_What is required_
Below are the records; copy each line in them that holds the word "USRLo".

Stored items
┄┄┄┄┄┄┄┄┄┄┄┄┄┄┄┄┄┄┄┄

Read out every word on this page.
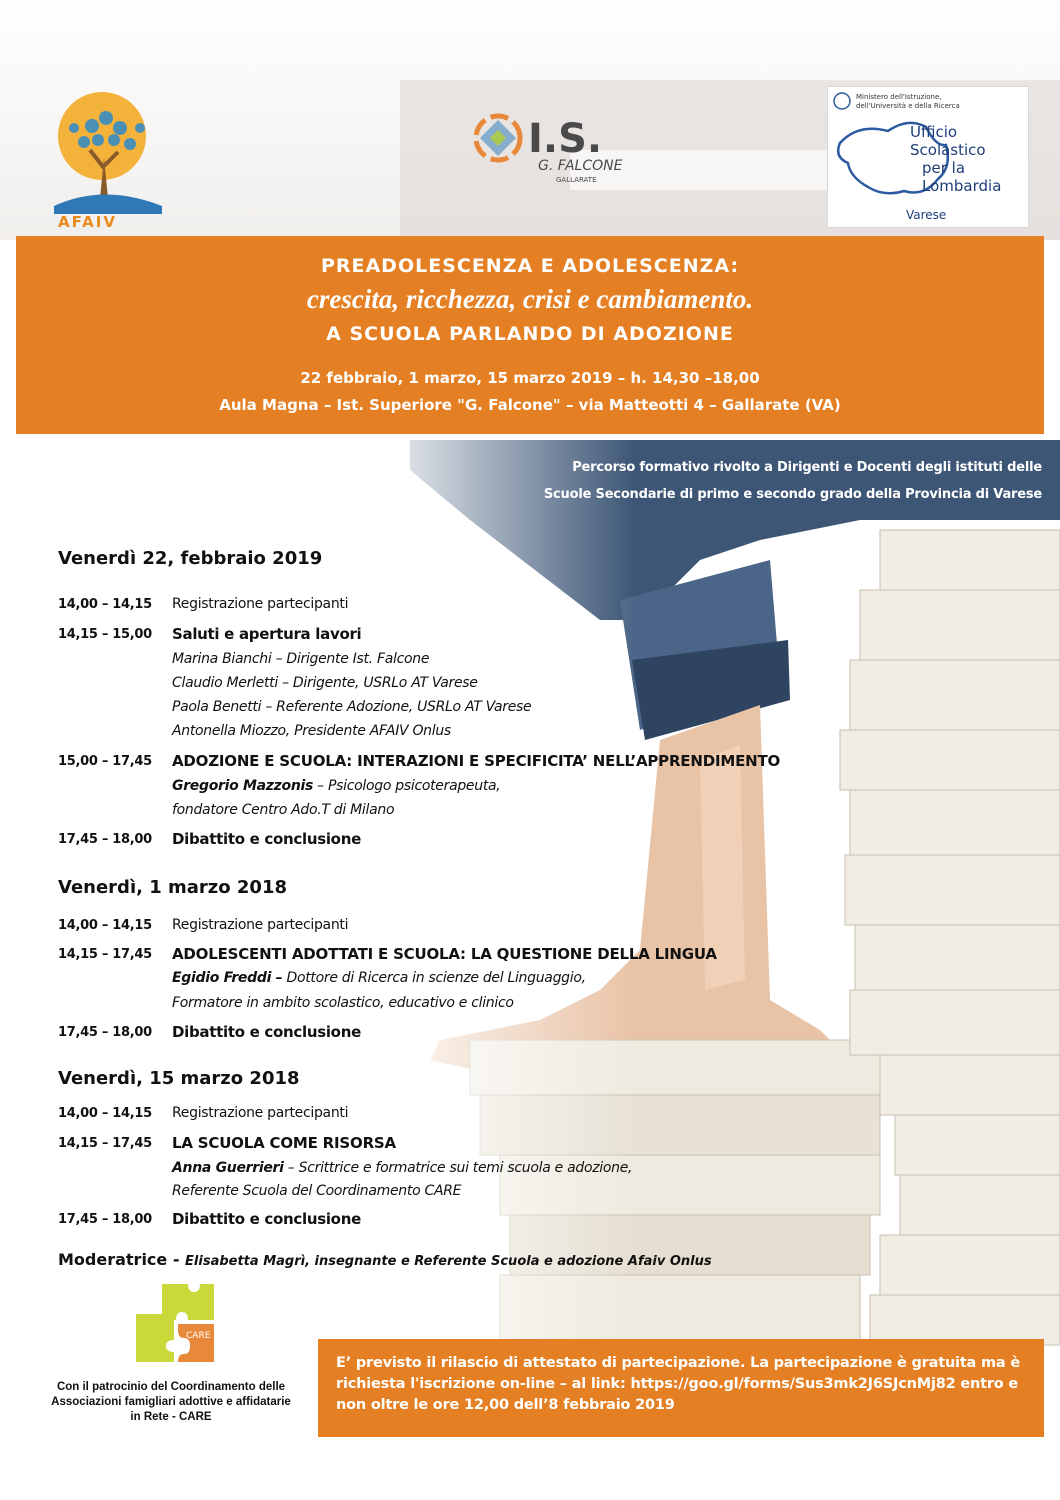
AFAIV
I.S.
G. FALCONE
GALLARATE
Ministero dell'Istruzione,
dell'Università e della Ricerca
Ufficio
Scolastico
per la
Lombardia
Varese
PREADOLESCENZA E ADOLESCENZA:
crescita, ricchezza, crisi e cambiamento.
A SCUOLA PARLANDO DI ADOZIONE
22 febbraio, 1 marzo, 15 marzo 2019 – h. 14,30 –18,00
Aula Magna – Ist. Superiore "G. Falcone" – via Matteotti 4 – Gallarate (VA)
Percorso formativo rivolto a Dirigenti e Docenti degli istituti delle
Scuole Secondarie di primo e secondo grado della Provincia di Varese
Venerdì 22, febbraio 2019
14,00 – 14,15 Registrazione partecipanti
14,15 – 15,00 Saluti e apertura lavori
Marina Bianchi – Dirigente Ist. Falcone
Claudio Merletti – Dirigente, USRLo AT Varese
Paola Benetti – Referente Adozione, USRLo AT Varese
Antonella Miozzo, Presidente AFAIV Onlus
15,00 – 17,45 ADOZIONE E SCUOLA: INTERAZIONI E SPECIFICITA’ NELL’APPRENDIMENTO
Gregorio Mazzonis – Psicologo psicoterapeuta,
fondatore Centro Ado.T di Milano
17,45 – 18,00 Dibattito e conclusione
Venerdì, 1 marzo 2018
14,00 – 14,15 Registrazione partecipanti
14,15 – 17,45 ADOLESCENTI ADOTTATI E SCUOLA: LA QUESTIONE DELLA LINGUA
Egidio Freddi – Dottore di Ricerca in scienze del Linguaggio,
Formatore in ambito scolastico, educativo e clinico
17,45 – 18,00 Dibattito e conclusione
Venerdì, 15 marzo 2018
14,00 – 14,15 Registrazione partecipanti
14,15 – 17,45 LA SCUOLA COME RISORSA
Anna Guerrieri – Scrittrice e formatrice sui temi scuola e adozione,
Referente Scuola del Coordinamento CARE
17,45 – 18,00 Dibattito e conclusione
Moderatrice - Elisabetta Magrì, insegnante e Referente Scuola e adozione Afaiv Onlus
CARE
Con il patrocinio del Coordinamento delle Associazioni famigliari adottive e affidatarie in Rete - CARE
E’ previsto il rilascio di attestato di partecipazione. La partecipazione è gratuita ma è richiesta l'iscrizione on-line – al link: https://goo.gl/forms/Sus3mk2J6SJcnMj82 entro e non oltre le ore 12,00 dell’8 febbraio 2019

┄┄┄┄┄┄┄┄┄┄┄┄┄┄┄┄┄┄┄┄

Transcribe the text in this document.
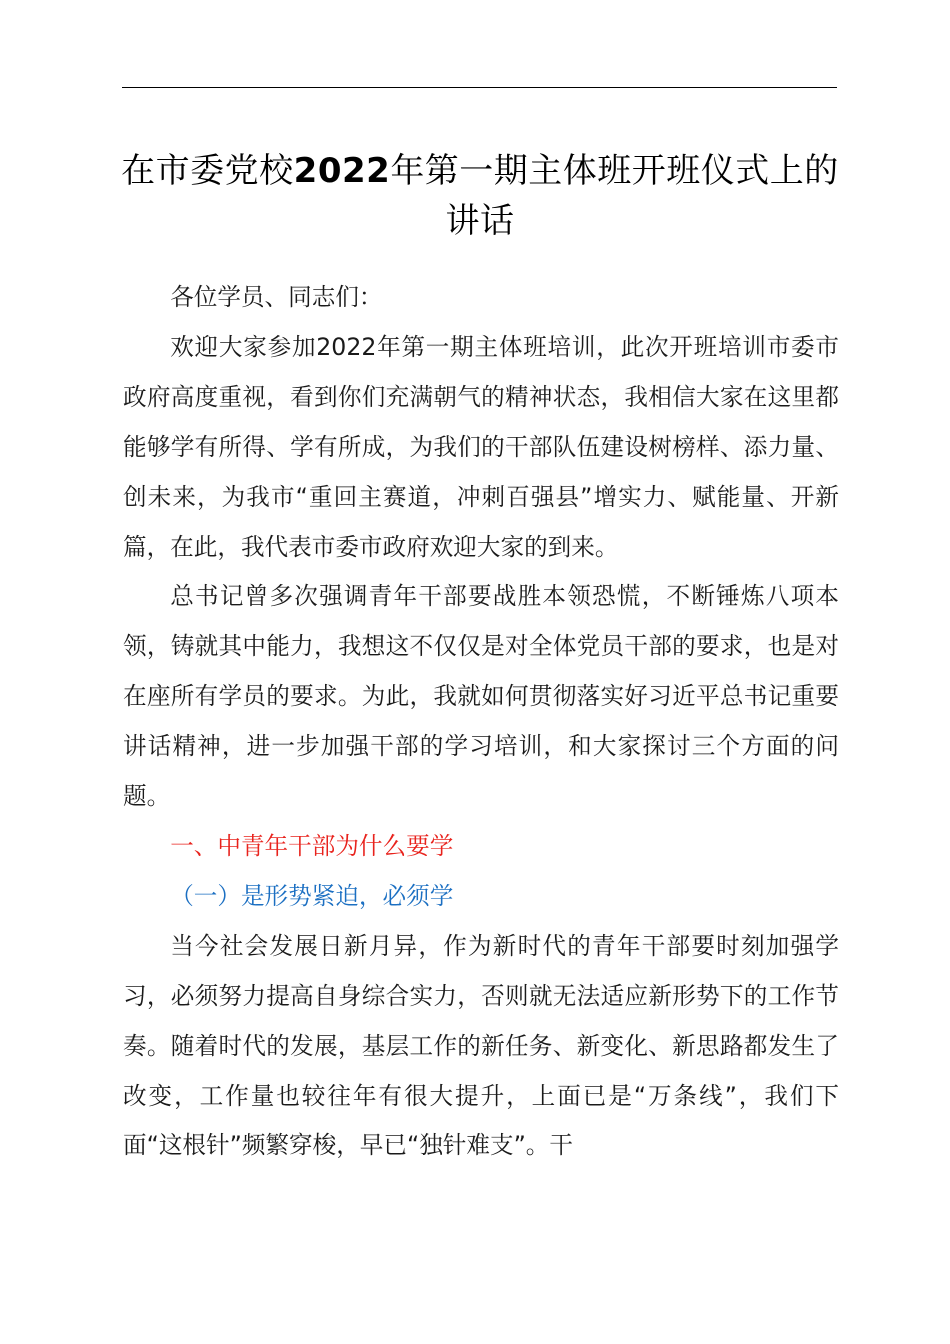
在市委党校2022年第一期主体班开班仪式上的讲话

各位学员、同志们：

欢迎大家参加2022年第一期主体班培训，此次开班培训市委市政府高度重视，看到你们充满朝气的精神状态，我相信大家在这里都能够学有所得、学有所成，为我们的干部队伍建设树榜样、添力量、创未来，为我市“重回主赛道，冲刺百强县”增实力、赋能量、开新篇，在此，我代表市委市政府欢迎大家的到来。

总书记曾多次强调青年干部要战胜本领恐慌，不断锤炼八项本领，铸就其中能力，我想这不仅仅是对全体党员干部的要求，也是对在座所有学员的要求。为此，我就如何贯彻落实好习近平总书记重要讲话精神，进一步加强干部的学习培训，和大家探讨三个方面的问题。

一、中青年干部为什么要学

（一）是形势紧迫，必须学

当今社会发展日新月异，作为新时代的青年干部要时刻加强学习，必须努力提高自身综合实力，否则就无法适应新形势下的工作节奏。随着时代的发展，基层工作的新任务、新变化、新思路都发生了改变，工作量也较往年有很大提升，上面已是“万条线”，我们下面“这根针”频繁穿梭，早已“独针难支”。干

┄┄┄┄┄┄┄┄┄┄┄┄┄┄┄┄┄┄┄┄

_Correct result_
Claudio Merletti – Dirigente, USRLo AT Varese
Paola Benetti – Referente Adozione, USRLo AT Varese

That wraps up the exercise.